┌──

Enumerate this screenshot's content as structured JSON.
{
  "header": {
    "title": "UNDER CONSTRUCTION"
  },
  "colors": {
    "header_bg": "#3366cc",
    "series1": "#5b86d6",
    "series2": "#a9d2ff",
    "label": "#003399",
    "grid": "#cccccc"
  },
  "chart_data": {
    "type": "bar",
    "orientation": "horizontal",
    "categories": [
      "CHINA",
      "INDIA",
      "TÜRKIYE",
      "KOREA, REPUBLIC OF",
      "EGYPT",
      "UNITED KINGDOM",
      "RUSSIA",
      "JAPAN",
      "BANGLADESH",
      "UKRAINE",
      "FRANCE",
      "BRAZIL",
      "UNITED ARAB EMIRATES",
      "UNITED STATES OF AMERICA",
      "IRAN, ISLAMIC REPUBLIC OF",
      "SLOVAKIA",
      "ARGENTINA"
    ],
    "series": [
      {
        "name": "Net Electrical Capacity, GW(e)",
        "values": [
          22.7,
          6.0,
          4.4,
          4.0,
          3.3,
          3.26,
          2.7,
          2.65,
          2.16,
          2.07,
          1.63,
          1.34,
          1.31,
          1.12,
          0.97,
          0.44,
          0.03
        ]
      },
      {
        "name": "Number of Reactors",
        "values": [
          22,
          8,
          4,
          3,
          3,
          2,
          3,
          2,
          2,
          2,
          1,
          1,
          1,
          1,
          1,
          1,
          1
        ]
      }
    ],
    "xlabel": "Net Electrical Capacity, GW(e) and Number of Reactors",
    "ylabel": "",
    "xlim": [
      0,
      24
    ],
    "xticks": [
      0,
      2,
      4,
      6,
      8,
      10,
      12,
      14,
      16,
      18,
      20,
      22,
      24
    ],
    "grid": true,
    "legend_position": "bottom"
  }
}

└──

**EXERCISE DIRECTIONS**
Count the lines above that contain the word "name", and reply with only that number.

**TASK RESULT**
2